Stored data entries
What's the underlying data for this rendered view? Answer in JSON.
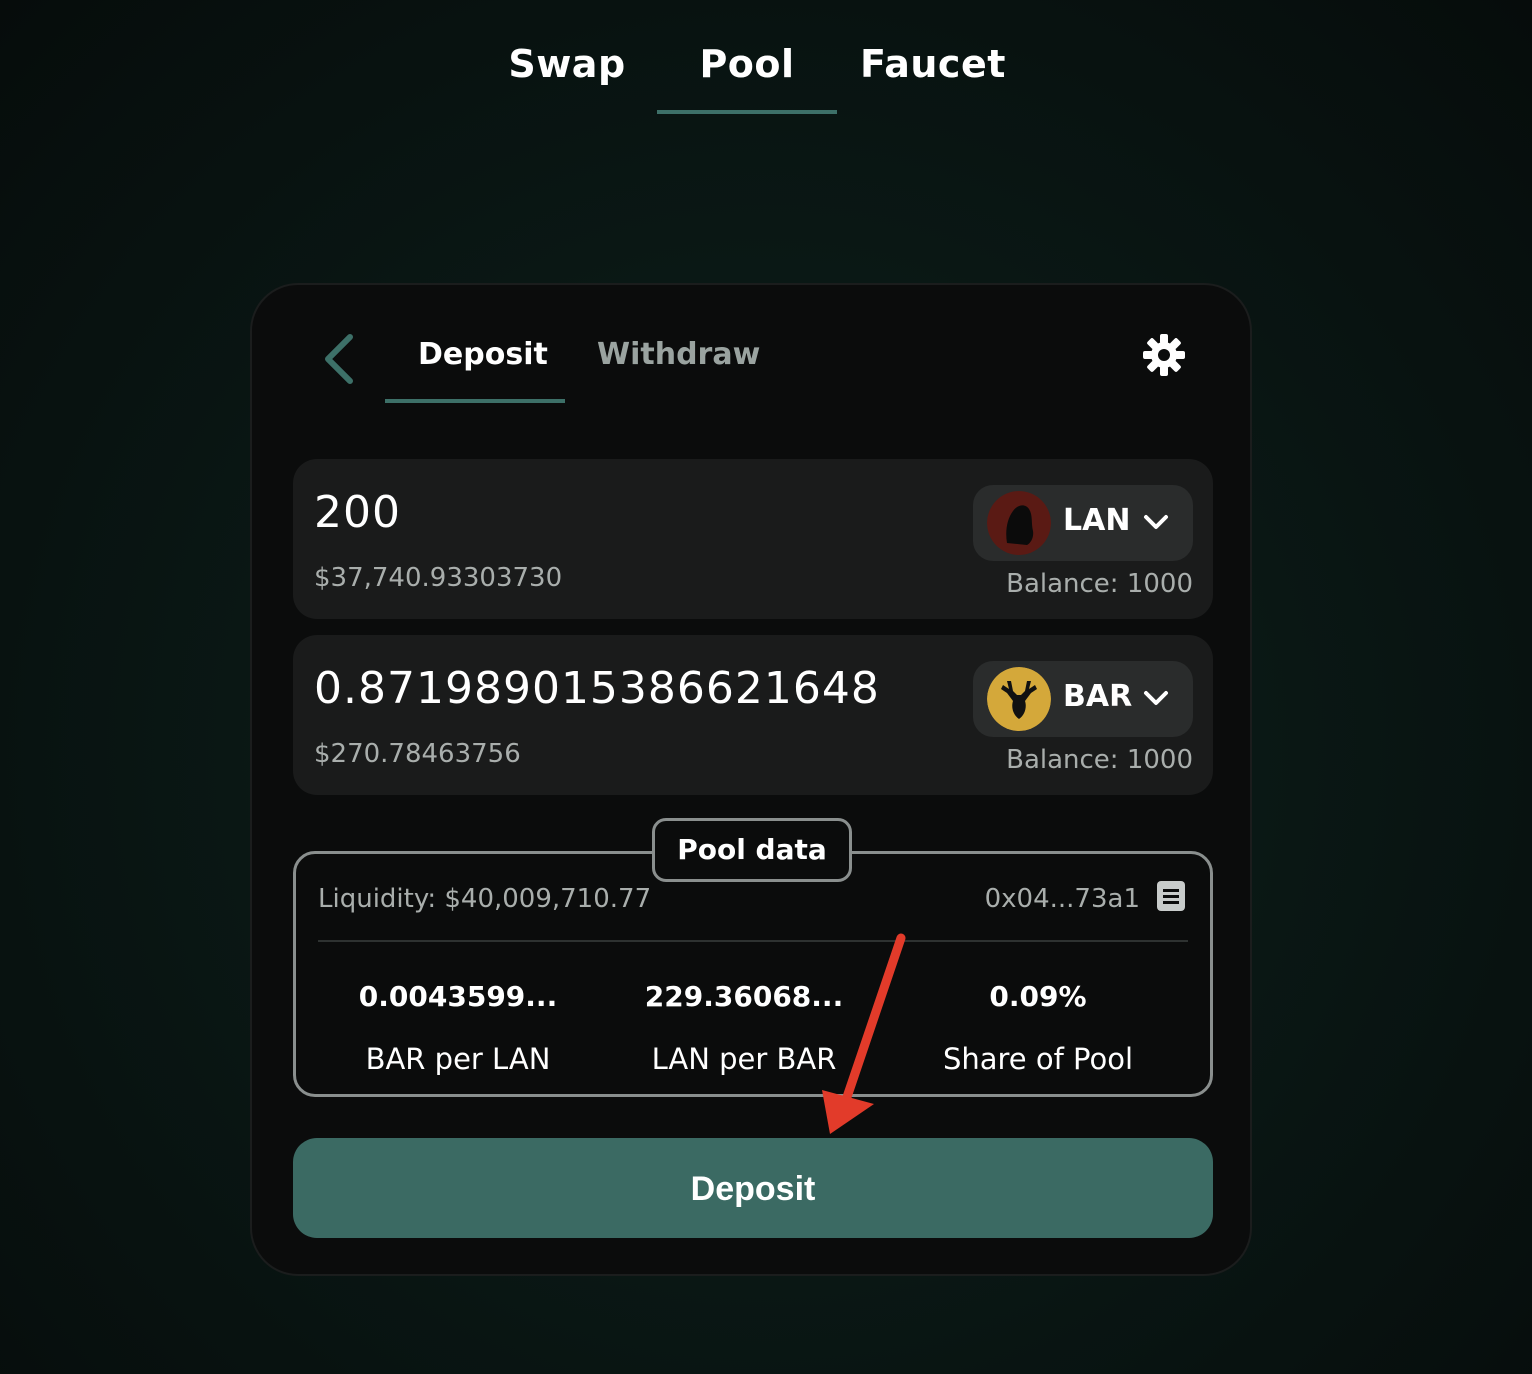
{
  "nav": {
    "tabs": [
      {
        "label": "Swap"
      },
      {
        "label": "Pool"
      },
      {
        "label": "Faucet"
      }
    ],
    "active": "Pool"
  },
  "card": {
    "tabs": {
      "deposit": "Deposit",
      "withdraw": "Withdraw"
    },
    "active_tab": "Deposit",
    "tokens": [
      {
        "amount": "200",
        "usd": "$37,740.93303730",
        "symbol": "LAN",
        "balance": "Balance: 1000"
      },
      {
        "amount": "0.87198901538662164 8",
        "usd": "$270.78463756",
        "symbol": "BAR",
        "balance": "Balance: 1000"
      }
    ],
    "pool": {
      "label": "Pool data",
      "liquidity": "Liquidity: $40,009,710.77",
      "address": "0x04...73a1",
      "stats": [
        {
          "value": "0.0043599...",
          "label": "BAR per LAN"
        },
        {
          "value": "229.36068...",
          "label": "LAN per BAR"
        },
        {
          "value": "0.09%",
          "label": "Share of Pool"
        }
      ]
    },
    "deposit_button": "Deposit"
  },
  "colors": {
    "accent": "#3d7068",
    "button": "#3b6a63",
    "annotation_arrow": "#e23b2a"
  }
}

DESCRIPTION OF THE TASK: Restate the listing above word for word, and skip the pictures.

EXERCISE SOLUTION:
What's the underlying data for this rendered view? Answer in JSON.
{
  "nav": {
    "tabs": [
      {
        "label": "Swap"
      },
      {
        "label": "Pool"
      },
      {
        "label": "Faucet"
      }
    ],
    "active": "Pool"
  },
  "card": {
    "tabs": {
      "deposit": "Deposit",
      "withdraw": "Withdraw"
    },
    "active_tab": "Deposit",
    "tokens": [
      {
        "amount": "200",
        "usd": "$37,740.93303730",
        "symbol": "LAN",
        "balance": "Balance: 1000"
      },
      {
        "amount": "0.87198901538662164 8",
        "usd": "$270.78463756",
        "symbol": "BAR",
        "balance": "Balance: 1000"
      }
    ],
    "pool": {
      "label": "Pool data",
      "liquidity": "Liquidity: $40,009,710.77",
      "address": "0x04...73a1",
      "stats": [
        {
          "value": "0.0043599...",
          "label": "BAR per LAN"
        },
        {
          "value": "229.36068...",
          "label": "LAN per BAR"
        },
        {
          "value": "0.09%",
          "label": "Share of Pool"
        }
      ]
    },
    "deposit_button": "Deposit"
  },
  "colors": {
    "accent": "#3d7068",
    "button": "#3b6a63",
    "annotation_arrow": "#e23b2a"
  }
}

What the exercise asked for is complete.